Task to complete »
Convert each entry below into a JSON list of strings, with one string per line and blank lines omitted.

Data for the task »
--- BEGIN ---
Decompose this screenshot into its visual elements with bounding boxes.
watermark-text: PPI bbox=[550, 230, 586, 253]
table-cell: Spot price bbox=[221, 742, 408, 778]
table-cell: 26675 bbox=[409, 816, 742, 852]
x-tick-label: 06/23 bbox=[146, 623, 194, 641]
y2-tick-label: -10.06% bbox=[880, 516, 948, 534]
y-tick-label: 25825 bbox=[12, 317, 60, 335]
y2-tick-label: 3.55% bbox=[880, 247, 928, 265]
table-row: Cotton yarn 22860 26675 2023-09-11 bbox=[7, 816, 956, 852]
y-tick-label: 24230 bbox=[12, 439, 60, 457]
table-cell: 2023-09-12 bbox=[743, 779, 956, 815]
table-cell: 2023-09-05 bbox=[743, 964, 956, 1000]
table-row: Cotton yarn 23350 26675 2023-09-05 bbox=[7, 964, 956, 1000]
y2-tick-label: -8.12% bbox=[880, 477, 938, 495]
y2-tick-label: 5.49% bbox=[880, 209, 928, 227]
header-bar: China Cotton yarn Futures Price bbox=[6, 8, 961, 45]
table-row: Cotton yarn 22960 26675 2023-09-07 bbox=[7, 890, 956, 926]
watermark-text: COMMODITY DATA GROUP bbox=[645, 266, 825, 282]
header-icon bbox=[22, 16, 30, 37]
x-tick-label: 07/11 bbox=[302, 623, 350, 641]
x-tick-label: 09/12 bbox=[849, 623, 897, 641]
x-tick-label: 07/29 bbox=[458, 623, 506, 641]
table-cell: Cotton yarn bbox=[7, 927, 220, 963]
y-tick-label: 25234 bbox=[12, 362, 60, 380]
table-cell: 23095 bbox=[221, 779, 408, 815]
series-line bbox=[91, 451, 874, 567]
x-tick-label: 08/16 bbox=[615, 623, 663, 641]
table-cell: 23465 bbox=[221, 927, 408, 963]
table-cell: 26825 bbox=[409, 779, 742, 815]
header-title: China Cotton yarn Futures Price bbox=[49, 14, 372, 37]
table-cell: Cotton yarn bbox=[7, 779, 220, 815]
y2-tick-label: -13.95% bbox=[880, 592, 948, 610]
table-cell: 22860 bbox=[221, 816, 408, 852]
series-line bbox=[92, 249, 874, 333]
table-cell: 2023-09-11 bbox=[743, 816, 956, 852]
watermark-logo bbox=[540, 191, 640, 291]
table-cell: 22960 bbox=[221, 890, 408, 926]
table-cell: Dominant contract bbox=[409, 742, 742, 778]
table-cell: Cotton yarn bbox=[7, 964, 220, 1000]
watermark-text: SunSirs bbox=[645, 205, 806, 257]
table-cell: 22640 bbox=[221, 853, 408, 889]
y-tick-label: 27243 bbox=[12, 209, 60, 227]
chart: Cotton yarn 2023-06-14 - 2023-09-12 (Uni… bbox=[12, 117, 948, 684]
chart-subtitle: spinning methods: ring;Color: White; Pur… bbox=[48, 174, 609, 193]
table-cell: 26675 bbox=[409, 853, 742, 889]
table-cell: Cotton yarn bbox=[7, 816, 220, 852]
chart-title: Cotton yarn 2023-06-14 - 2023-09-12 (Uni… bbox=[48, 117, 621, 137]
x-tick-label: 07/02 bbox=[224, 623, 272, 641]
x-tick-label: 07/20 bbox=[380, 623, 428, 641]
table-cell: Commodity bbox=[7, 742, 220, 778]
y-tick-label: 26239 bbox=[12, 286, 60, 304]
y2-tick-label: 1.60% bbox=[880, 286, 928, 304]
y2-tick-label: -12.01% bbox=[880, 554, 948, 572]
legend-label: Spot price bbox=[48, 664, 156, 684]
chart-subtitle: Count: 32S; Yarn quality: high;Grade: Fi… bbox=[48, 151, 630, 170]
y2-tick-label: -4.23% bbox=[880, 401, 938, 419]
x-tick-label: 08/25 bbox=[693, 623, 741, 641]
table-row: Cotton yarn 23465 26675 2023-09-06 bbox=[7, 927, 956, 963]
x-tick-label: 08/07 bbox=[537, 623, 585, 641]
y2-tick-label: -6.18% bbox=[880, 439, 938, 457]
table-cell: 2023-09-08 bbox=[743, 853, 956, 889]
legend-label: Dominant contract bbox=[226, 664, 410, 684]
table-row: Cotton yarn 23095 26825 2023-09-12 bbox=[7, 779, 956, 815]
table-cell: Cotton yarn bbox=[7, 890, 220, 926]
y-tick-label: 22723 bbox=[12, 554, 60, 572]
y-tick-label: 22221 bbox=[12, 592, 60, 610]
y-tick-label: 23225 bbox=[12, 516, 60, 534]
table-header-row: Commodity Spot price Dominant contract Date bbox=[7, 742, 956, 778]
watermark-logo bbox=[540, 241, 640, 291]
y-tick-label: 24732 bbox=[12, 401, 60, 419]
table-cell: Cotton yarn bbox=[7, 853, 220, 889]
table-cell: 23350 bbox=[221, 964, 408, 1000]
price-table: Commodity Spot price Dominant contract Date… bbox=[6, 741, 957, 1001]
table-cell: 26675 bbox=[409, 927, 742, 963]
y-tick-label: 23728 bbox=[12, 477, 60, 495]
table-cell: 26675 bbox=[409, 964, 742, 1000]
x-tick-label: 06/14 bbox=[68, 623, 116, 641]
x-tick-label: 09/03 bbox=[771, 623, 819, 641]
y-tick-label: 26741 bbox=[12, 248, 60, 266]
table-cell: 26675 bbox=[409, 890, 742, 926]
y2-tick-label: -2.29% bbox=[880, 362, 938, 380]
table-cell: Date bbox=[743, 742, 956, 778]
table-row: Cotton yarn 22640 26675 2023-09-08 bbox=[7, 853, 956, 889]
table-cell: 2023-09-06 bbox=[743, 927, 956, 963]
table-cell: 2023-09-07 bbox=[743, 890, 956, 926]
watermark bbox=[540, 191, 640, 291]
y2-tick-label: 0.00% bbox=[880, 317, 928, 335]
--- END ---
Answer to the exercise »
[
  "Decompose this screenshot into its visual elements with bounding boxes.",
  "watermark-text: PPI bbox=[550, 230, 586, 253]",
  "table-cell: Spot price bbox=[221, 742, 408, 778]",
  "table-cell: 26675 bbox=[409, 816, 742, 852]",
  "x-tick-label: 06/23 bbox=[146, 623, 194, 641]",
  "y2-tick-label: -10.06% bbox=[880, 516, 948, 534]",
  "y-tick-label: 25825 bbox=[12, 317, 60, 335]",
  "y2-tick-label: 3.55% bbox=[880, 247, 928, 265]",
  "table-row: Cotton yarn 22860 26675 2023-09-11 bbox=[7, 816, 956, 852]",
  "y-tick-label: 24230 bbox=[12, 439, 60, 457]",
  "table-cell: 2023-09-12 bbox=[743, 779, 956, 815]",
  "table-cell: 2023-09-05 bbox=[743, 964, 956, 1000]",
  "table-row: Cotton yarn 23350 26675 2023-09-05 bbox=[7, 964, 956, 1000]",
  "y2-tick-label: -8.12% bbox=[880, 477, 938, 495]",
  "y2-tick-label: 5.49% bbox=[880, 209, 928, 227]",
  "header-bar: China Cotton yarn Futures Price bbox=[6, 8, 961, 45]",
  "table-row: Cotton yarn 22960 26675 2023-09-07 bbox=[7, 890, 956, 926]",
  "watermark-text: COMMODITY DATA GROUP bbox=[645, 266, 825, 282]",
  "header-icon bbox=[22, 16, 30, 37]",
  "x-tick-label: 07/11 bbox=[302, 623, 350, 641]",
  "x-tick-label: 09/12 bbox=[849, 623, 897, 641]",
  "x-tick-label: 07/29 bbox=[458, 623, 506, 641]",
  "table-cell: Cotton yarn bbox=[7, 927, 220, 963]",
  "y-tick-label: 25234 bbox=[12, 362, 60, 380]",
  "table-cell: 23095 bbox=[221, 779, 408, 815]",
  "series-line bbox=[91, 451, 874, 567]",
  "x-tick-label: 08/16 bbox=[615, 623, 663, 641]",
  "table-cell: 23465 bbox=[221, 927, 408, 963]",
  "table-cell: 26825 bbox=[409, 779, 742, 815]",
  "header-title: China Cotton yarn Futures Price bbox=[49, 14, 372, 37]",
  "table-cell: Cotton yarn bbox=[7, 779, 220, 815]",
  "y2-tick-label: -13.95% bbox=[880, 592, 948, 610]",
  "table-cell: 22860 bbox=[221, 816, 408, 852]",
  "series-line bbox=[92, 249, 874, 333]",
  "table-cell: 2023-09-11 bbox=[743, 816, 956, 852]",
  "watermark-logo bbox=[540, 191, 640, 291]",
  "table-cell: 22960 bbox=[221, 890, 408, 926]",
  "table-cell: Dominant contract bbox=[409, 742, 742, 778]",
  "table-cell: Cotton yarn bbox=[7, 964, 220, 1000]",
  "watermark-text: SunSirs bbox=[645, 205, 806, 257]",
  "table-cell: 22640 bbox=[221, 853, 408, 889]",
  "y-tick-label: 27243 bbox=[12, 209, 60, 227]",
  "chart: Cotton yarn 2023-06-14 - 2023-09-12 (Uni… bbox=[12, 117, 948, 684]",
  "chart-subtitle: spinning methods: ring;Color: White; Pur… bbox=[48, 174, 609, 193]",
  "table-cell: 26675 bbox=[409, 853, 742, 889]",
  "table-cell: Cotton yarn bbox=[7, 816, 220, 852]",
  "chart-title: Cotton yarn 2023-06-14 - 2023-09-12 (Uni… bbox=[48, 117, 621, 137]",
  "x-tick-label: 07/02 bbox=[224, 623, 272, 641]",
  "x-tick-label: 07/20 bbox=[380, 623, 428, 641]",
  "table-cell: Commodity bbox=[7, 742, 220, 778]",
  "y-tick-label: 26239 bbox=[12, 286, 60, 304]",
  "y2-tick-label: 1.60% bbox=[880, 286, 928, 304]",
  "y2-tick-label: -12.01% bbox=[880, 554, 948, 572]",
  "legend-label: Spot price bbox=[48, 664, 156, 684]",
  "chart-subtitle: Count: 32S; Yarn quality: high;Grade: Fi… bbox=[48, 151, 630, 170]",
  "y2-tick-label: -4.23% bbox=[880, 401, 938, 419]",
  "x-tick-label: 08/25 bbox=[693, 623, 741, 641]",
  "table-row: Cotton yarn 23465 26675 2023-09-06 bbox=[7, 927, 956, 963]",
  "x-tick-label: 08/07 bbox=[537, 623, 585, 641]",
  "y2-tick-label: -6.18% bbox=[880, 439, 938, 457]",
  "table-cell: 2023-09-08 bbox=[743, 853, 956, 889]",
  "legend-label: Dominant contract bbox=[226, 664, 410, 684]",
  "table-row: Cotton yarn 23095 26825 2023-09-12 bbox=[7, 779, 956, 815]",
  "table-cell: Cotton yarn bbox=[7, 890, 220, 926]",
  "y-tick-label: 22723 bbox=[12, 554, 60, 572]",
  "y-tick-label: 22221 bbox=[12, 592, 60, 610]",
  "y-tick-label: 23225 bbox=[12, 516, 60, 534]",
  "table-header-row: Commodity Spot price Dominant contract Date bbox=[7, 742, 956, 778]",
  "watermark-logo bbox=[540, 241, 640, 291]",
  "y-tick-label: 24732 bbox=[12, 401, 60, 419]",
  "table-cell: Cotton yarn bbox=[7, 853, 220, 889]",
  "table-cell: 23350 bbox=[221, 964, 408, 1000]",
  "price-table: Commodity Spot price Dominant contract Date… bbox=[6, 741, 957, 1001]",
  "table-cell: 26675 bbox=[409, 927, 742, 963]",
  "y-tick-label: 23728 bbox=[12, 477, 60, 495]",
  "table-cell: 26675 bbox=[409, 964, 742, 1000]",
  "x-tick-label: 06/14 bbox=[68, 623, 116, 641]",
  "x-tick-label: 09/03 bbox=[771, 623, 819, 641]",
  "y-tick-label: 26741 bbox=[12, 248, 60, 266]",
  "table-cell: 26675 bbox=[409, 890, 742, 926]",
  "y2-tick-label: -2.29% bbox=[880, 362, 938, 380]",
  "table-cell: Date bbox=[743, 742, 956, 778]",
  "table-row: Cotton yarn 22640 26675 2023-09-08 bbox=[7, 853, 956, 889]",
  "table-cell: 2023-09-06 bbox=[743, 927, 956, 963]",
  "table-cell: 2023-09-07 bbox=[743, 890, 956, 926]",
  "watermark bbox=[540, 191, 640, 291]",
  "y2-tick-label: 0.00% bbox=[880, 317, 928, 335]"
]